Check each line of the material below for "панелей", then copy the ones that contain it.

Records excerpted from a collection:
■ ■ ■ ■
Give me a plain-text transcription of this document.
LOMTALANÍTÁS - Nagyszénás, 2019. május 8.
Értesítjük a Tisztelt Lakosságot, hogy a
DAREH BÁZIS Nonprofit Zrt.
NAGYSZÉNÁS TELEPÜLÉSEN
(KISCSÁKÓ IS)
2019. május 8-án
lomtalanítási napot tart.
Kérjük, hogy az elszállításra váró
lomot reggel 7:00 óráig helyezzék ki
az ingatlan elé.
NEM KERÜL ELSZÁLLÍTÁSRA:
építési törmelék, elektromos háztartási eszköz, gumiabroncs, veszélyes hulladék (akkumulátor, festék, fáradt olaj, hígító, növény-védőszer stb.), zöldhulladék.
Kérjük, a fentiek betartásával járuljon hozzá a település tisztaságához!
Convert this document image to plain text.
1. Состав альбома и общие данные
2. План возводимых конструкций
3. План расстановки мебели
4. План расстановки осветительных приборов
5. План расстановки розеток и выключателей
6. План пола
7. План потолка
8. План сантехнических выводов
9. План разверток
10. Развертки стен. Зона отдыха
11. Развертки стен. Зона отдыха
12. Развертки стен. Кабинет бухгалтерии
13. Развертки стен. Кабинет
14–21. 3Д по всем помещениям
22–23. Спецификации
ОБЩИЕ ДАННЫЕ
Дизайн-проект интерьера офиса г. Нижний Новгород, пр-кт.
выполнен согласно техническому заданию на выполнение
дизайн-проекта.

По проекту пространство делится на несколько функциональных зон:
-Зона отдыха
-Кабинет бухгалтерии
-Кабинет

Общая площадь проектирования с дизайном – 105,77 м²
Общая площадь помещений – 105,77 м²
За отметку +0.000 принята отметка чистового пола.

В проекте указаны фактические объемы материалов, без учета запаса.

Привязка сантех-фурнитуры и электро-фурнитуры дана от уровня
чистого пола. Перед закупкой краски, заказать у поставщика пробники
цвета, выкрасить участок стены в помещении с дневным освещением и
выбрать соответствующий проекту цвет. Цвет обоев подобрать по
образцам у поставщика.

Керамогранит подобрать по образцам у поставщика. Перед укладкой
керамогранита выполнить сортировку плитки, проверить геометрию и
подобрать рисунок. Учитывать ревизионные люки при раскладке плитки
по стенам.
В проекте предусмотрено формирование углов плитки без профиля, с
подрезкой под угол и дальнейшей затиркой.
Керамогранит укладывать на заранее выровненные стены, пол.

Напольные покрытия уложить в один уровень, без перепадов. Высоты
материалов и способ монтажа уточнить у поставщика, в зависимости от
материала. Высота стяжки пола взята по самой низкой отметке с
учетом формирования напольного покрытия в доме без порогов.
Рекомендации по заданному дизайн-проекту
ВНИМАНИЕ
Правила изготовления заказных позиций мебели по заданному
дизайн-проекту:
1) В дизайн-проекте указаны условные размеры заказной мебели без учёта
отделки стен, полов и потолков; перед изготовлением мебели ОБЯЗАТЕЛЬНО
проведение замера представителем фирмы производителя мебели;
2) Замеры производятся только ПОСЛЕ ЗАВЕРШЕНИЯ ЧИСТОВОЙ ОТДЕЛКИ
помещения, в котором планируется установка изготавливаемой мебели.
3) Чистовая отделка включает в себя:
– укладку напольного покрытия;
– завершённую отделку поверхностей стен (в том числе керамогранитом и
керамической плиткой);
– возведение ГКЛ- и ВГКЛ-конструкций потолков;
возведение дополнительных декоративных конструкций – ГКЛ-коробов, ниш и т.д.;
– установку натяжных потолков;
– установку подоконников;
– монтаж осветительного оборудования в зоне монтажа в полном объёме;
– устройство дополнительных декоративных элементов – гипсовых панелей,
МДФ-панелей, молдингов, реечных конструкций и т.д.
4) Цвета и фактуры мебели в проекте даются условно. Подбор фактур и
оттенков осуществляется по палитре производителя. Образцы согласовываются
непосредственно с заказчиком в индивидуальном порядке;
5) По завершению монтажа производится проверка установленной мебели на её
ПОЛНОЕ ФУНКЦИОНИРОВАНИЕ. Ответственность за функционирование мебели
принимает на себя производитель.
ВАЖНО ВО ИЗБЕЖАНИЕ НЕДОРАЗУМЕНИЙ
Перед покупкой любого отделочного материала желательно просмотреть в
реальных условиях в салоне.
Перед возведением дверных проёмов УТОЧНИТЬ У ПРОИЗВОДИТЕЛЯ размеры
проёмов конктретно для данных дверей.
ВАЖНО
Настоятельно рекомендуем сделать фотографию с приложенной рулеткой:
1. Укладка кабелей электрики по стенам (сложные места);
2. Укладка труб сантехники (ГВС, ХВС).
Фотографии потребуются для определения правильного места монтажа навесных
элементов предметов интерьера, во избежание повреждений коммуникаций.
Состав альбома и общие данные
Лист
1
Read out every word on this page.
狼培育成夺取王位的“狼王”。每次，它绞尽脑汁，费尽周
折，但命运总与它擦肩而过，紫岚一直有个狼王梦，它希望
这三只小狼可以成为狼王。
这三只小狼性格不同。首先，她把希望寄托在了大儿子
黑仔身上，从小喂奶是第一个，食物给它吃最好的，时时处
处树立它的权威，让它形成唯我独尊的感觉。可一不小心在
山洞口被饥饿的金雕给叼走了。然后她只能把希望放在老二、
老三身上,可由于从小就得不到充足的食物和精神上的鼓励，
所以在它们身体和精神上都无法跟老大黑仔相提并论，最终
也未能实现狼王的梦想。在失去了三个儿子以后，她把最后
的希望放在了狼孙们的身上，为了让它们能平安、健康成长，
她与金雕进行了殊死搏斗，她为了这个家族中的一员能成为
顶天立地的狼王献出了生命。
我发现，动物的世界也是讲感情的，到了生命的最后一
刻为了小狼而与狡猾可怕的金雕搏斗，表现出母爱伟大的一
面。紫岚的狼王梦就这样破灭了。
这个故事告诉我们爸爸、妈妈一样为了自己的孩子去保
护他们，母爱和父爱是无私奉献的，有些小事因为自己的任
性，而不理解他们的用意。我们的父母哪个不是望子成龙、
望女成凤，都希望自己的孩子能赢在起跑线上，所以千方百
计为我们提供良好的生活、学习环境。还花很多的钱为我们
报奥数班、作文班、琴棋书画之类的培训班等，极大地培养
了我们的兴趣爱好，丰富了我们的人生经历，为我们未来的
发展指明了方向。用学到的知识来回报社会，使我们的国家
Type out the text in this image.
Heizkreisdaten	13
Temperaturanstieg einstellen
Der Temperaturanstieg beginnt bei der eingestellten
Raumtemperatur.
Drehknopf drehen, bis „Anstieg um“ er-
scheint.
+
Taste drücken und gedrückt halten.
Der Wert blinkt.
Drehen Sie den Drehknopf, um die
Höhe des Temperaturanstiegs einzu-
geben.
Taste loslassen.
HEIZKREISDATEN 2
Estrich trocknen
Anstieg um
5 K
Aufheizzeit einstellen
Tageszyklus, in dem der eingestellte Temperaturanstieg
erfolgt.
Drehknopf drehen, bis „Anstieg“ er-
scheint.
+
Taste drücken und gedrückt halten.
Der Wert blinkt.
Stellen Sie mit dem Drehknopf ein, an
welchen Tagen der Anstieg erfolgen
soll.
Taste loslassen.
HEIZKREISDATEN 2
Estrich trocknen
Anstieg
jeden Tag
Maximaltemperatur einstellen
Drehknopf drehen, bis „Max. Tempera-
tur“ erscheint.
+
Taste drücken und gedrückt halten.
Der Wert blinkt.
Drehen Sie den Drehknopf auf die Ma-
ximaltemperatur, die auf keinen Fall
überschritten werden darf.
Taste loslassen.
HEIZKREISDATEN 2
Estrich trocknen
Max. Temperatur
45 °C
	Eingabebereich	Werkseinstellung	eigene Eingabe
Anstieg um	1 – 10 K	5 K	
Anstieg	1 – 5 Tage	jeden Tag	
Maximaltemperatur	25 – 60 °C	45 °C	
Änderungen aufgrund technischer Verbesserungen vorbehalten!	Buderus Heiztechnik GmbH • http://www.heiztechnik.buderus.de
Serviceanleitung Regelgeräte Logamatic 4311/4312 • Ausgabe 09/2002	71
■ ■ ■ ■
● THE REPLY
– устройство дополнительных декоративных элементов – гипсовых панелей,
МДФ-панелей, молдингов, реечных конструкций и т.д.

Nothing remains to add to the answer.